[Begin Supplied records]

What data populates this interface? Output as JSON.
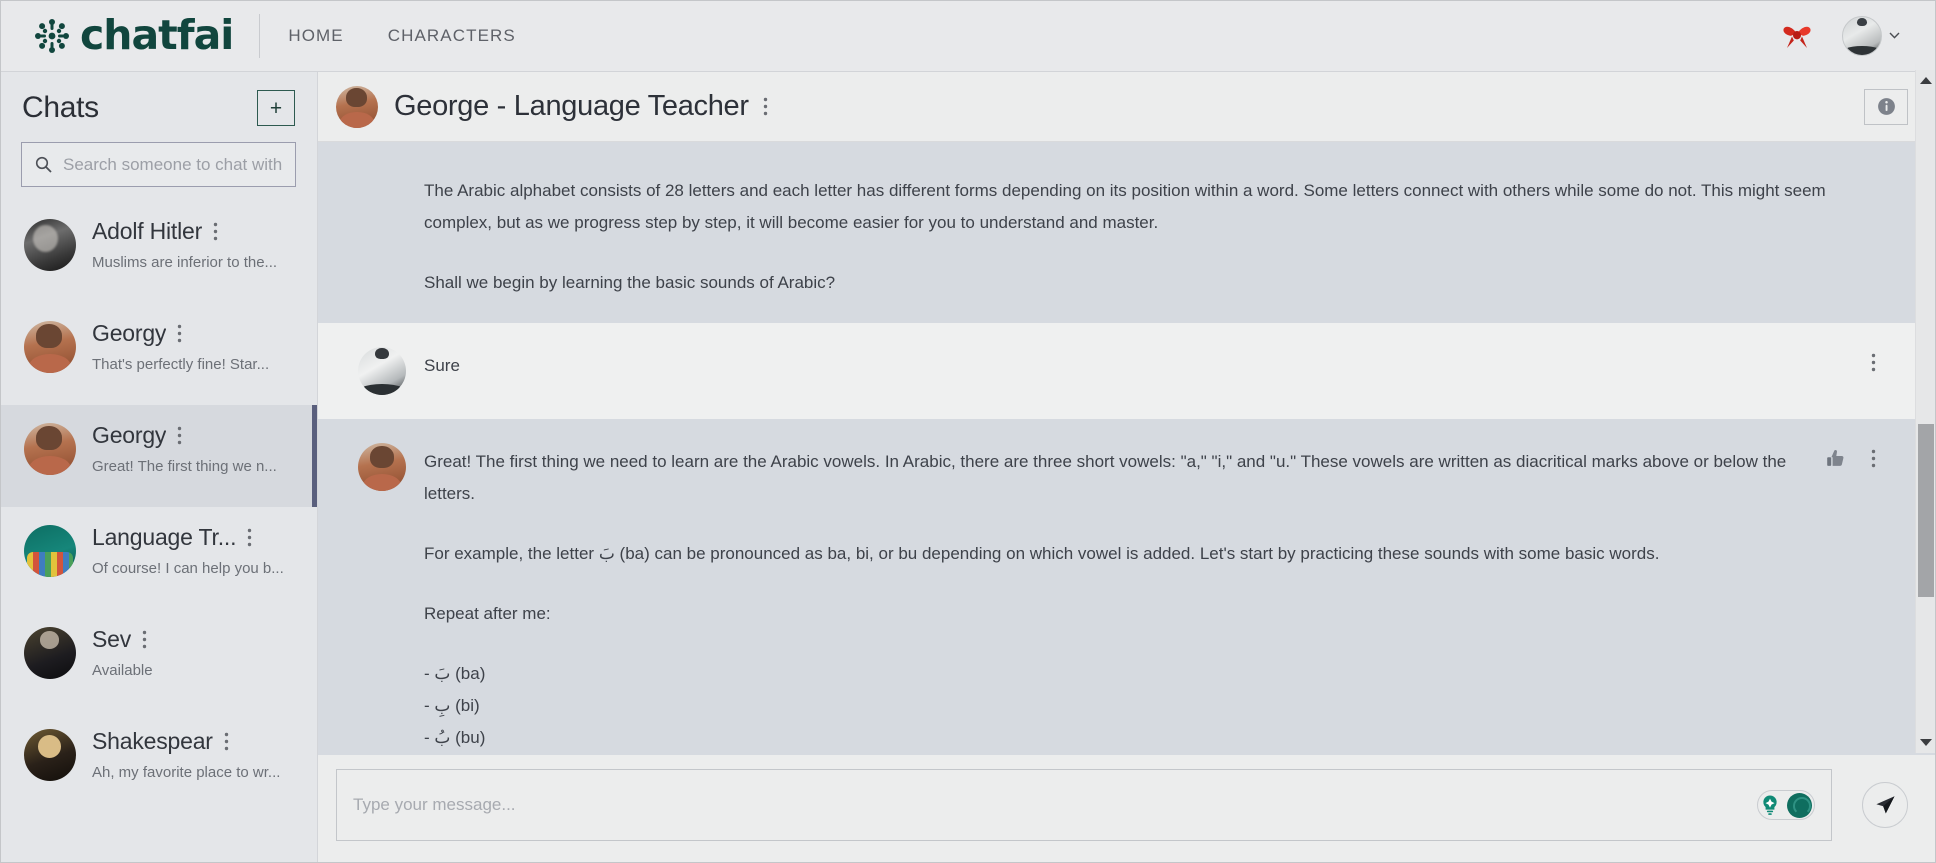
{
  "brand": {
    "name": "chatfai",
    "logo_icon": "chatfai-logo-icon"
  },
  "nav": {
    "links": [
      {
        "label": "HOME",
        "name": "nav-home"
      },
      {
        "label": "CHARACTERS",
        "name": "nav-characters"
      }
    ],
    "gift_icon": "red-bow-icon",
    "avatar_icon": "user-avatar",
    "chevron_icon": "chevron-down-icon"
  },
  "sidebar": {
    "title": "Chats",
    "add_label": "+",
    "search": {
      "placeholder": "Search someone to chat with",
      "value": "",
      "icon": "search-icon"
    },
    "chats": [
      {
        "name": "Adolf Hitler",
        "preview": "Muslims are inferior to the...",
        "avatar": "av-hitler",
        "selected": false
      },
      {
        "name": "Georgy",
        "preview": "That's perfectly fine! Star...",
        "avatar": "av-georgy",
        "selected": false
      },
      {
        "name": "Georgy",
        "preview": "Great! The first thing we n...",
        "avatar": "av-georgy",
        "selected": true
      },
      {
        "name": "Language Tr...",
        "preview": "Of course! I can help you b...",
        "avatar": "av-teacher",
        "selected": false
      },
      {
        "name": "Sev",
        "preview": "Available",
        "avatar": "av-sev",
        "selected": false
      },
      {
        "name": "Shakespear",
        "preview": "Ah, my favorite place to wr...",
        "avatar": "av-shake",
        "selected": false
      }
    ]
  },
  "chat": {
    "header": {
      "title": "George - Language Teacher",
      "menu_icon": "kebab-menu-icon",
      "info_icon": "info-icon"
    },
    "messages": [
      {
        "role": "bot",
        "avatar": "av-georgy",
        "show_avatar": false,
        "paragraphs": [
          "The Arabic alphabet consists of 28 letters and each letter has different forms depending on its position within a word. Some letters connect with others while some do not. This might seem complex, but as we progress step by step, it will become easier for you to understand and master.",
          "Shall we begin by learning the basic sounds of Arabic?"
        ],
        "actions": []
      },
      {
        "role": "user",
        "avatar": "av-map",
        "show_avatar": true,
        "paragraphs": [
          "Sure"
        ],
        "actions": [
          "kebab-menu-icon"
        ]
      },
      {
        "role": "bot",
        "avatar": "av-georgy",
        "show_avatar": true,
        "paragraphs": [
          "Great! The first thing we need to learn are the Arabic vowels. In Arabic, there are three short vowels: \"a,\" \"i,\" and \"u.\" These vowels are written as diacritical marks above or below the letters.",
          "For example, the letter بَ (ba) can be pronounced as ba, bi, or bu depending on which vowel is added. Let's start by practicing these sounds with some basic words.",
          "Repeat after me:",
          "- بَ (ba)",
          "- بِ (bi)",
          "- بُ (bu)"
        ],
        "actions": [
          "thumbs-up-icon",
          "kebab-menu-icon"
        ]
      }
    ]
  },
  "composer": {
    "placeholder": "Type your message...",
    "value": "",
    "bulb_icon": "lightbulb-icon",
    "toggle_state": "on",
    "send_icon": "send-icon"
  },
  "colors": {
    "brand_green": "#11463e",
    "toggle_green": "#0f6e5f",
    "bot_message_bg": "#d6dae0",
    "user_message_bg": "#eff0f0",
    "selected_chat_bg": "#d6d9de",
    "selection_bar": "#5a5f7d",
    "gift_red": "#d32a1e"
  }
}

[End Supplied records]

__What the task asks__: Leave the pictures out and print the records above exactly as they stand.

__Complete answer__:
What data populates this interface? Output as JSON.
{
  "brand": {
    "name": "chatfai",
    "logo_icon": "chatfai-logo-icon"
  },
  "nav": {
    "links": [
      {
        "label": "HOME",
        "name": "nav-home"
      },
      {
        "label": "CHARACTERS",
        "name": "nav-characters"
      }
    ],
    "gift_icon": "red-bow-icon",
    "avatar_icon": "user-avatar",
    "chevron_icon": "chevron-down-icon"
  },
  "sidebar": {
    "title": "Chats",
    "add_label": "+",
    "search": {
      "placeholder": "Search someone to chat with",
      "value": "",
      "icon": "search-icon"
    },
    "chats": [
      {
        "name": "Adolf Hitler",
        "preview": "Muslims are inferior to the...",
        "avatar": "av-hitler",
        "selected": false
      },
      {
        "name": "Georgy",
        "preview": "That's perfectly fine! Star...",
        "avatar": "av-georgy",
        "selected": false
      },
      {
        "name": "Georgy",
        "preview": "Great! The first thing we n...",
        "avatar": "av-georgy",
        "selected": true
      },
      {
        "name": "Language Tr...",
        "preview": "Of course! I can help you b...",
        "avatar": "av-teacher",
        "selected": false
      },
      {
        "name": "Sev",
        "preview": "Available",
        "avatar": "av-sev",
        "selected": false
      },
      {
        "name": "Shakespear",
        "preview": "Ah, my favorite place to wr...",
        "avatar": "av-shake",
        "selected": false
      }
    ]
  },
  "chat": {
    "header": {
      "title": "George - Language Teacher",
      "menu_icon": "kebab-menu-icon",
      "info_icon": "info-icon"
    },
    "messages": [
      {
        "role": "bot",
        "avatar": "av-georgy",
        "show_avatar": false,
        "paragraphs": [
          "The Arabic alphabet consists of 28 letters and each letter has different forms depending on its position within a word. Some letters connect with others while some do not. This might seem complex, but as we progress step by step, it will become easier for you to understand and master.",
          "Shall we begin by learning the basic sounds of Arabic?"
        ],
        "actions": []
      },
      {
        "role": "user",
        "avatar": "av-map",
        "show_avatar": true,
        "paragraphs": [
          "Sure"
        ],
        "actions": [
          "kebab-menu-icon"
        ]
      },
      {
        "role": "bot",
        "avatar": "av-georgy",
        "show_avatar": true,
        "paragraphs": [
          "Great! The first thing we need to learn are the Arabic vowels. In Arabic, there are three short vowels: \"a,\" \"i,\" and \"u.\" These vowels are written as diacritical marks above or below the letters.",
          "For example, the letter بَ (ba) can be pronounced as ba, bi, or bu depending on which vowel is added. Let's start by practicing these sounds with some basic words.",
          "Repeat after me:",
          "- بَ (ba)",
          "- بِ (bi)",
          "- بُ (bu)"
        ],
        "actions": [
          "thumbs-up-icon",
          "kebab-menu-icon"
        ]
      }
    ]
  },
  "composer": {
    "placeholder": "Type your message...",
    "value": "",
    "bulb_icon": "lightbulb-icon",
    "toggle_state": "on",
    "send_icon": "send-icon"
  },
  "colors": {
    "brand_green": "#11463e",
    "toggle_green": "#0f6e5f",
    "bot_message_bg": "#d6dae0",
    "user_message_bg": "#eff0f0",
    "selected_chat_bg": "#d6d9de",
    "selection_bar": "#5a5f7d",
    "gift_red": "#d32a1e"
  }
}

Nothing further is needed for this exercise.